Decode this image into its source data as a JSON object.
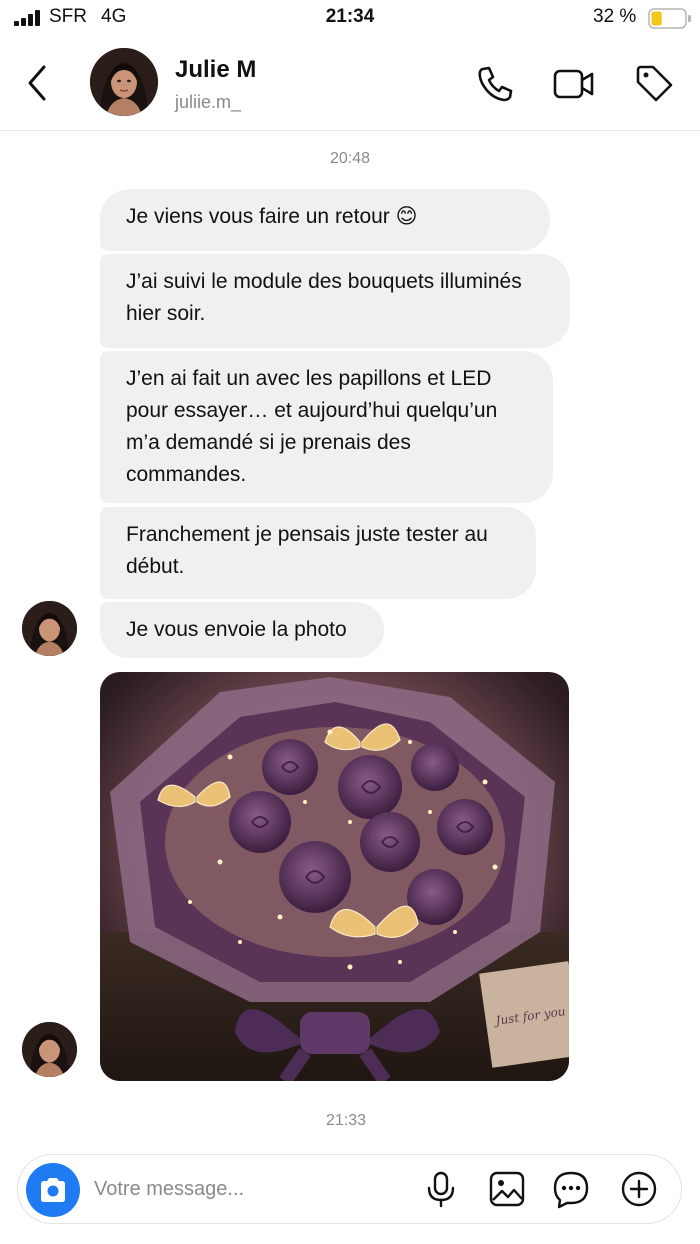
{
  "status_bar": {
    "carrier": "SFR",
    "network": "4G",
    "time": "21:34",
    "battery_percent": "32 %",
    "battery_level": 0.32,
    "icons": [
      "signal-icon",
      "battery-icon"
    ]
  },
  "header": {
    "contact_name": "Julie M",
    "contact_username": "juliie.m_",
    "icons": [
      "back-icon",
      "phone-icon",
      "video-icon",
      "tag-icon"
    ]
  },
  "conversation": {
    "timestamp_top": "20:48",
    "messages": [
      {
        "text": "Je viens vous faire un retour 😊"
      },
      {
        "text": "J’ai suivi le module des bouquets illuminés hier soir."
      },
      {
        "text": "J’en ai fait un avec les papillons et LED pour essayer… et aujourd’hui quelqu’un m’a demandé si je prenais des commandes."
      },
      {
        "text": "Franchement je pensais juste tester au début."
      },
      {
        "text": "Je vous envoie la photo"
      }
    ],
    "photo": {
      "tag_text": "Just for you"
    },
    "timestamp_bottom": "21:33"
  },
  "composer": {
    "placeholder": "Votre message...",
    "icons": [
      "camera-icon",
      "microphone-icon",
      "gallery-icon",
      "sticker-icon",
      "add-icon"
    ]
  },
  "colors": {
    "accent": "#1e7bf2",
    "bubble": "#f0f0f0",
    "muted_text": "#8a8a8a",
    "battery_fill": "#f5c518"
  }
}
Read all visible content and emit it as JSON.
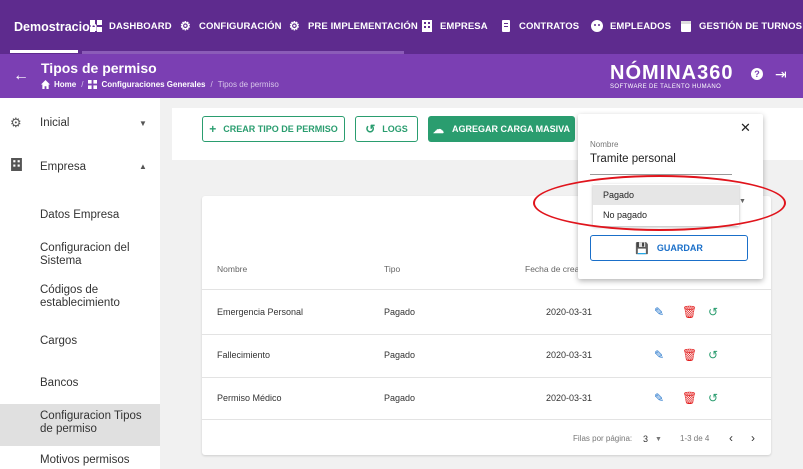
{
  "topnav": {
    "brand": "Demostracion",
    "items": [
      {
        "label": "DASHBOARD",
        "icon": "dashboard-icon"
      },
      {
        "label": "CONFIGURACIÓN",
        "icon": "gear-icon"
      },
      {
        "label": "PRE IMPLEMENTACIÓN",
        "icon": "gear-icon"
      },
      {
        "label": "EMPRESA",
        "icon": "building-icon"
      },
      {
        "label": "CONTRATOS",
        "icon": "document-icon"
      },
      {
        "label": "EMPLEADOS",
        "icon": "face-icon"
      },
      {
        "label": "GESTIÓN DE TURNOS",
        "icon": "calendar-icon"
      }
    ]
  },
  "subheader": {
    "title": "Tipos de permiso",
    "breadcrumb": [
      "Home",
      "Configuraciones Generales",
      "Tipos de permiso"
    ],
    "logo_main": "NÓMINA360",
    "logo_sub": "SOFTWARE DE TALENTO HUMANO"
  },
  "sidebar": {
    "items": [
      {
        "label": "Inicial",
        "icon": "gear-icon",
        "caret": "▼"
      },
      {
        "label": "Empresa",
        "icon": "building-icon",
        "caret": "▲"
      }
    ],
    "subitems": [
      "Datos Empresa",
      "Configuracion del Sistema",
      "Códigos de establecimiento",
      "Cargos",
      "Bancos",
      "Configuracion Tipos de permiso",
      "Motivos permisos"
    ]
  },
  "actions": {
    "create": "CREAR TIPO DE PERMISO",
    "logs": "LOGS",
    "bulk": "AGREGAR CARGA MASIVA"
  },
  "table": {
    "headers": [
      "Nombre",
      "Tipo",
      "Fecha de crea"
    ],
    "rows": [
      {
        "nombre": "Emergencia Personal",
        "tipo": "Pagado",
        "fecha": "2020-03-31"
      },
      {
        "nombre": "Fallecimiento",
        "tipo": "Pagado",
        "fecha": "2020-03-31"
      },
      {
        "nombre": "Permiso Médico",
        "tipo": "Pagado",
        "fecha": "2020-03-31"
      }
    ],
    "footer": {
      "rows_per_page_label": "Filas por página:",
      "rows_per_page": "3",
      "range": "1-3 de 4"
    }
  },
  "popup": {
    "field_label": "Nombre",
    "field_value": "Tramite personal",
    "options": [
      "Pagado",
      "No pagado"
    ],
    "selected_option": "Pagado",
    "save": "GUARDAR"
  },
  "colors": {
    "nav_bg": "#5e2b8e",
    "subheader_bg": "#7b3fb3",
    "green": "#2a9d6f",
    "blue": "#1a6fc9",
    "red": "#e21b1b",
    "highlight": "#e0141c"
  }
}
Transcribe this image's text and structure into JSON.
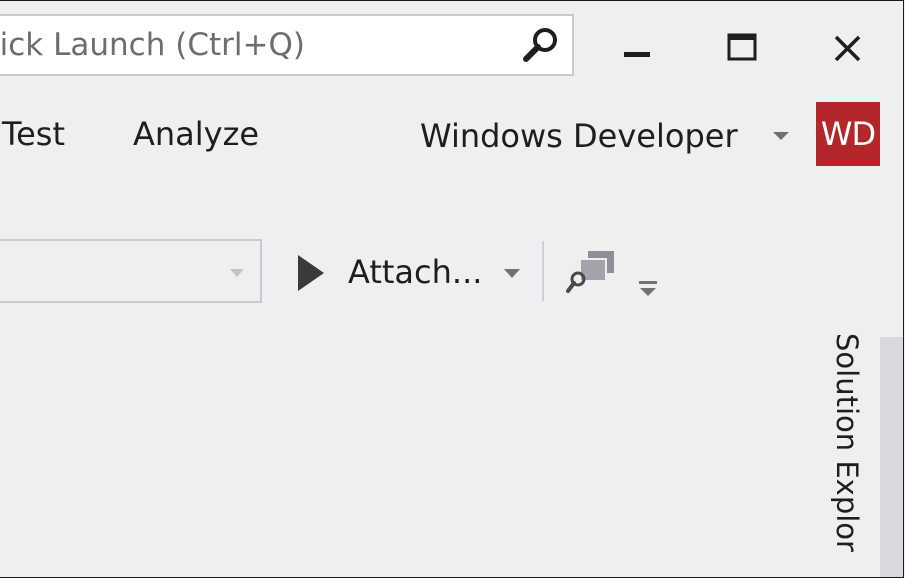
{
  "title_bar": {
    "quick_launch_placeholder": "uick Launch (Ctrl+Q)"
  },
  "menu": {
    "items": [
      {
        "label": "Test"
      },
      {
        "label": "Analyze"
      }
    ]
  },
  "account": {
    "name": "Windows Developer",
    "initials": "WD",
    "avatar_color": "#b3262a"
  },
  "toolbar": {
    "attach_label": "Attach..."
  },
  "side_panel": {
    "solution_explorer_label": "Solution Explor"
  },
  "icons": [
    "search-icon",
    "minimize-icon",
    "maximize-icon",
    "close-icon",
    "play-icon",
    "chevron-down-icon",
    "find-window-icon",
    "overflow-icon"
  ]
}
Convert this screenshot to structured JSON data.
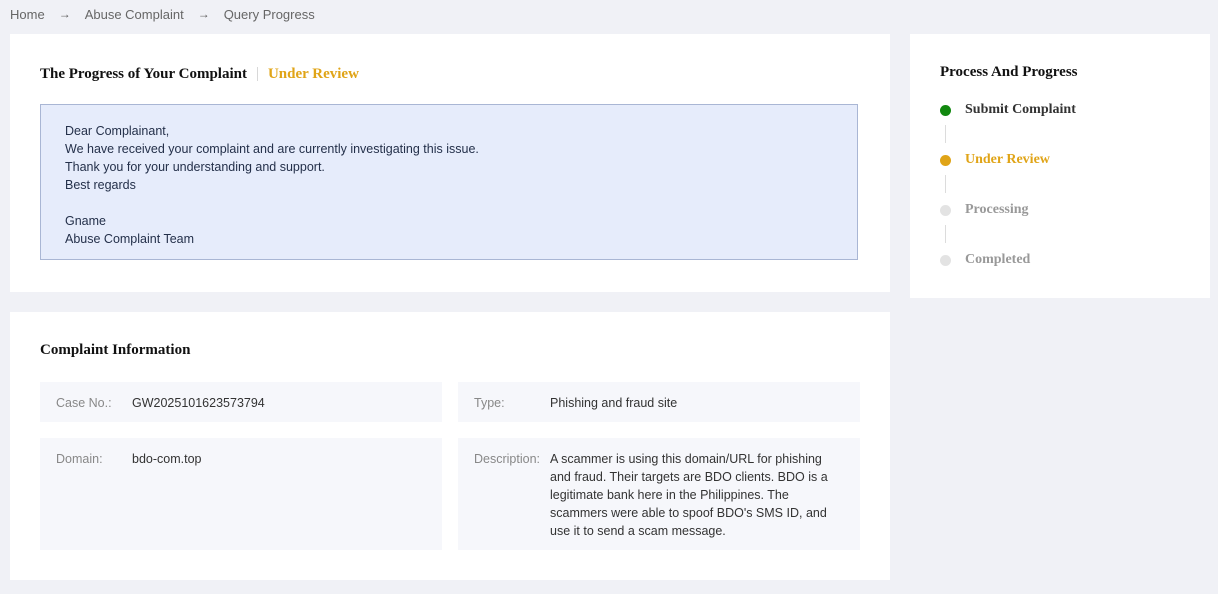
{
  "breadcrumb": {
    "items": [
      "Home",
      "Abuse Complaint",
      "Query Progress"
    ],
    "separator": "→"
  },
  "progress_card": {
    "title": "The Progress of Your Complaint",
    "status": "Under Review",
    "message_lines": [
      "Dear Complainant,",
      "We have received your complaint and are currently investigating this issue.",
      "Thank you for your understanding and support.",
      "Best regards",
      "",
      "Gname",
      "Abuse Complaint Team"
    ]
  },
  "process_card": {
    "title": "Process And Progress",
    "steps": [
      {
        "label": "Submit Complaint",
        "state": "done",
        "dot_color": "#11880f",
        "text_color": "#333333"
      },
      {
        "label": "Under Review",
        "state": "current",
        "dot_color": "#e0a417",
        "text_color": "#e0a417"
      },
      {
        "label": "Processing",
        "state": "pending",
        "dot_color": "#e3e3e3",
        "text_color": "#999999"
      },
      {
        "label": "Completed",
        "state": "pending",
        "dot_color": "#e3e3e3",
        "text_color": "#999999"
      }
    ]
  },
  "info_card": {
    "title": "Complaint Information",
    "case_no_label": "Case No.:",
    "case_no": "GW2025101623573794",
    "type_label": "Type:",
    "type": "Phishing and fraud site",
    "domain_label": "Domain:",
    "domain": "bdo-com.top",
    "description_label": "Description:",
    "description": "A scammer is using this domain/URL for phishing and fraud. Their targets are BDO clients. BDO is a legitimate bank here in the Philippines. The scammers were able to spoof BDO's SMS ID, and use it to send a scam message."
  },
  "colors": {
    "page_bg": "#f0f1f6",
    "accent_orange": "#e0a417",
    "done_green": "#11880f",
    "message_bg": "#e6ecfb"
  }
}
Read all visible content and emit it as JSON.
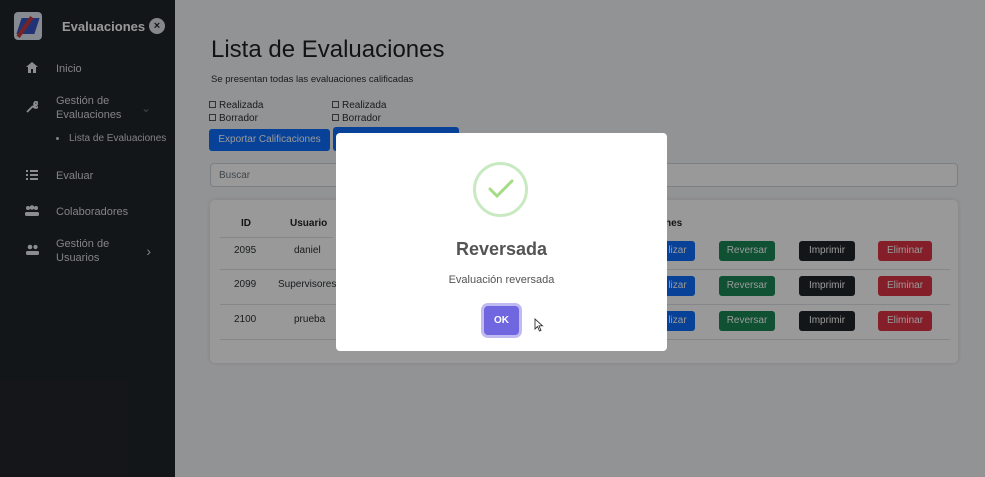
{
  "sidebar": {
    "title": "Evaluaciones",
    "items": [
      {
        "label": "Inicio",
        "icon": "home-icon"
      },
      {
        "label": "Gestión de Evaluaciones",
        "icon": "wrench-icon"
      },
      {
        "label": "Evaluar",
        "icon": "list-icon"
      },
      {
        "label": "Colaboradores",
        "icon": "team-icon"
      },
      {
        "label": "Gestión de Usuarios",
        "icon": "users-icon"
      }
    ],
    "subitems": [
      {
        "label": "Lista de Evaluaciones"
      }
    ]
  },
  "main": {
    "title": "Lista de Evaluaciones",
    "subtitle": "Se presentan todas las evaluaciones calificadas",
    "filters_left": [
      "Realizada",
      "Borrador"
    ],
    "filters_right": [
      "Realizada",
      "Borrador"
    ],
    "export_label": "Exportar Calificaciones",
    "search_placeholder": "Buscar",
    "table": {
      "columns": [
        "ID",
        "Usuario",
        "nes"
      ],
      "rows": [
        {
          "id": "2095",
          "usuario": "daniel"
        },
        {
          "id": "2099",
          "usuario": "Supervisores"
        },
        {
          "id": "2100",
          "usuario": "prueba"
        }
      ],
      "actions": {
        "first": "lizar",
        "reverse": "Reversar",
        "print": "Imprimir",
        "delete": "Eliminar"
      }
    }
  },
  "modal": {
    "title": "Reversada",
    "text": "Evaluación reversada",
    "ok_label": "OK"
  },
  "colors": {
    "primary": "#0d6efd",
    "success": "#198754",
    "dark": "#212529",
    "danger": "#dc3545",
    "confirm": "#7066e0"
  }
}
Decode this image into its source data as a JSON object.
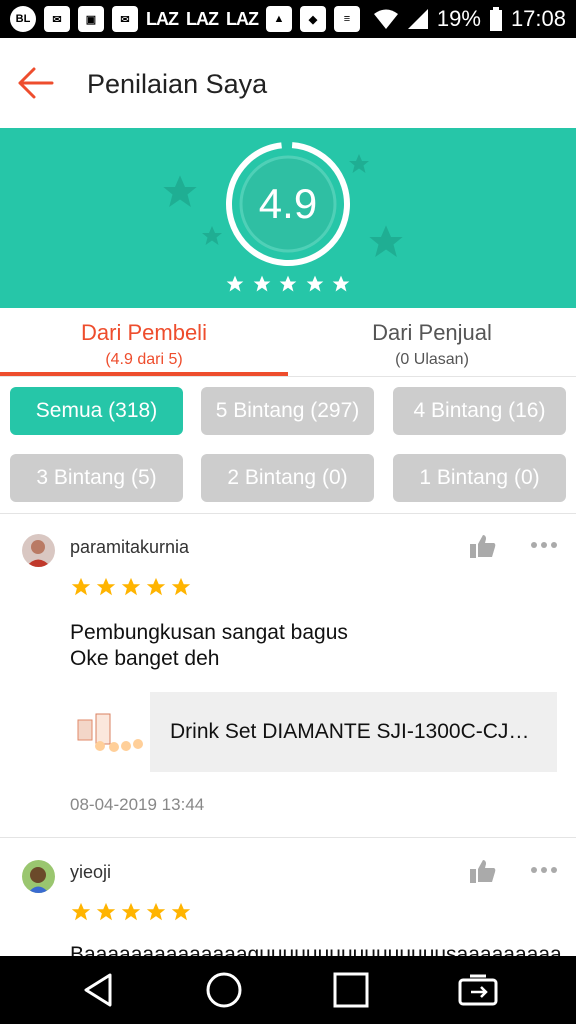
{
  "status_bar": {
    "left_icons": [
      "BL",
      "lazada-icon",
      "contact-icon",
      "lazada-icon"
    ],
    "laz_labels": [
      "LAZ",
      "LAZ",
      "LAZ"
    ],
    "battery": "19%",
    "time": "17:08"
  },
  "header": {
    "title": "Penilaian Saya"
  },
  "rating": {
    "score": "4.9",
    "stars": 5
  },
  "tabs": [
    {
      "label": "Dari Pembeli",
      "sub": "(4.9 dari 5)"
    },
    {
      "label": "Dari Penjual",
      "sub": "(0 Ulasan)"
    }
  ],
  "filters": [
    "Semua (318)",
    "5 Bintang (297)",
    "4 Bintang (16)",
    "3 Bintang (5)",
    "2 Bintang (0)",
    "1 Bintang (0)"
  ],
  "reviews": [
    {
      "user": "paramitakurnia",
      "stars": 5,
      "text_lines": [
        "Pembungkusan sangat bagus",
        "Oke banget deh"
      ],
      "product": "Drink Set DIAMANTE SJI-1300C-CJ…",
      "date": "08-04-2019 13:44"
    },
    {
      "user": "yieoji",
      "stars": 5,
      "text_lines": [
        "Baaaaaaaaaaaaaaguuuuuuuuuuuuuuuusaaaaaaaaa"
      ]
    }
  ],
  "colors": {
    "accent": "#ee4d2d",
    "teal": "#26c6a8",
    "star": "#ffb400"
  }
}
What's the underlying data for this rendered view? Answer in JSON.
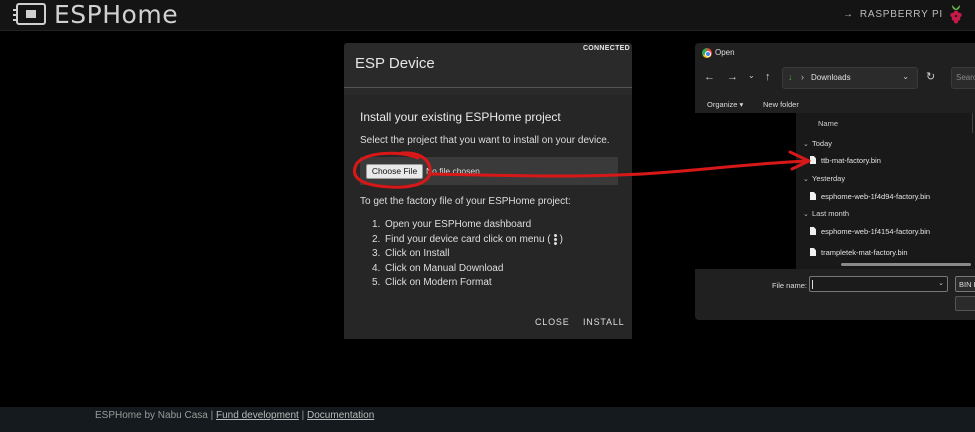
{
  "header": {
    "brand": "ESPHome",
    "target_label": "RASPBERRY PI",
    "target_arrow": "→",
    "logo_icon": "esphome-chip-logo-icon",
    "target_icon": "raspberry-pi-icon"
  },
  "dialog": {
    "title": "ESP Device",
    "status": "CONNECTED",
    "heading": "Install your existing ESPHome project",
    "select_text": "Select the project that you want to install on your device.",
    "choose_file_label": "Choose File",
    "no_file_text": "No file chosen",
    "factory_text": "To get the factory file of your ESPHome project:",
    "steps": [
      {
        "num": "1.",
        "text": "Open your ESPHome dashboard"
      },
      {
        "num": "2.",
        "text": "Find your device card click on menu ("
      },
      {
        "num": "3.",
        "text": "Click on Install"
      },
      {
        "num": "4.",
        "text": "Click on Manual Download"
      },
      {
        "num": "5.",
        "text": "Click on Modern Format"
      }
    ],
    "step2_suffix": ")",
    "close_label": "CLOSE",
    "install_label": "INSTALL"
  },
  "file_dialog": {
    "title": "Open",
    "location": "Downloads",
    "search_placeholder": "Searc",
    "toolbar": {
      "organize": "Organize ▾",
      "new_folder": "New folder"
    },
    "column_name": "Name",
    "groups": [
      {
        "label": "Today",
        "files": [
          "ttb-mat-factory.bin"
        ]
      },
      {
        "label": "Yesterday",
        "files": [
          "esphome-web-1f4d94-factory.bin"
        ]
      },
      {
        "label": "Last month",
        "files": [
          "esphome-web-1f4154-factory.bin",
          "trampletek-mat-factory.bin"
        ]
      }
    ],
    "file_name_label": "File name:",
    "file_type": "BIN F"
  },
  "footer": {
    "prefix": "ESPHome by Nabu Casa |",
    "fund_link": "Fund development",
    "sep": "|",
    "docs_link": "Documentation"
  },
  "colors": {
    "annotation": "#d81818",
    "dialog_bg": "#2a2a2a",
    "downloads_icon": "#4ea84e"
  }
}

──────

• GOAL
Emit the lines from the line containing "What's the underlying" to the final line of the material, inclusive, exactly as written; pictures are excluded.

• THE COMPLETED TASK
What's the underlying data for this rendered view? Answer in JSON.
{
  "header": {
    "brand": "ESPHome",
    "target_label": "RASPBERRY PI",
    "target_arrow": "→",
    "logo_icon": "esphome-chip-logo-icon",
    "target_icon": "raspberry-pi-icon"
  },
  "dialog": {
    "title": "ESP Device",
    "status": "CONNECTED",
    "heading": "Install your existing ESPHome project",
    "select_text": "Select the project that you want to install on your device.",
    "choose_file_label": "Choose File",
    "no_file_text": "No file chosen",
    "factory_text": "To get the factory file of your ESPHome project:",
    "steps": [
      {
        "num": "1.",
        "text": "Open your ESPHome dashboard"
      },
      {
        "num": "2.",
        "text": "Find your device card click on menu ("
      },
      {
        "num": "3.",
        "text": "Click on Install"
      },
      {
        "num": "4.",
        "text": "Click on Manual Download"
      },
      {
        "num": "5.",
        "text": "Click on Modern Format"
      }
    ],
    "step2_suffix": ")",
    "close_label": "CLOSE",
    "install_label": "INSTALL"
  },
  "file_dialog": {
    "title": "Open",
    "location": "Downloads",
    "search_placeholder": "Searc",
    "toolbar": {
      "organize": "Organize ▾",
      "new_folder": "New folder"
    },
    "column_name": "Name",
    "groups": [
      {
        "label": "Today",
        "files": [
          "ttb-mat-factory.bin"
        ]
      },
      {
        "label": "Yesterday",
        "files": [
          "esphome-web-1f4d94-factory.bin"
        ]
      },
      {
        "label": "Last month",
        "files": [
          "esphome-web-1f4154-factory.bin",
          "trampletek-mat-factory.bin"
        ]
      }
    ],
    "file_name_label": "File name:",
    "file_type": "BIN F"
  },
  "footer": {
    "prefix": "ESPHome by Nabu Casa |",
    "fund_link": "Fund development",
    "sep": "|",
    "docs_link": "Documentation"
  },
  "colors": {
    "annotation": "#d81818",
    "dialog_bg": "#2a2a2a",
    "downloads_icon": "#4ea84e"
  }
}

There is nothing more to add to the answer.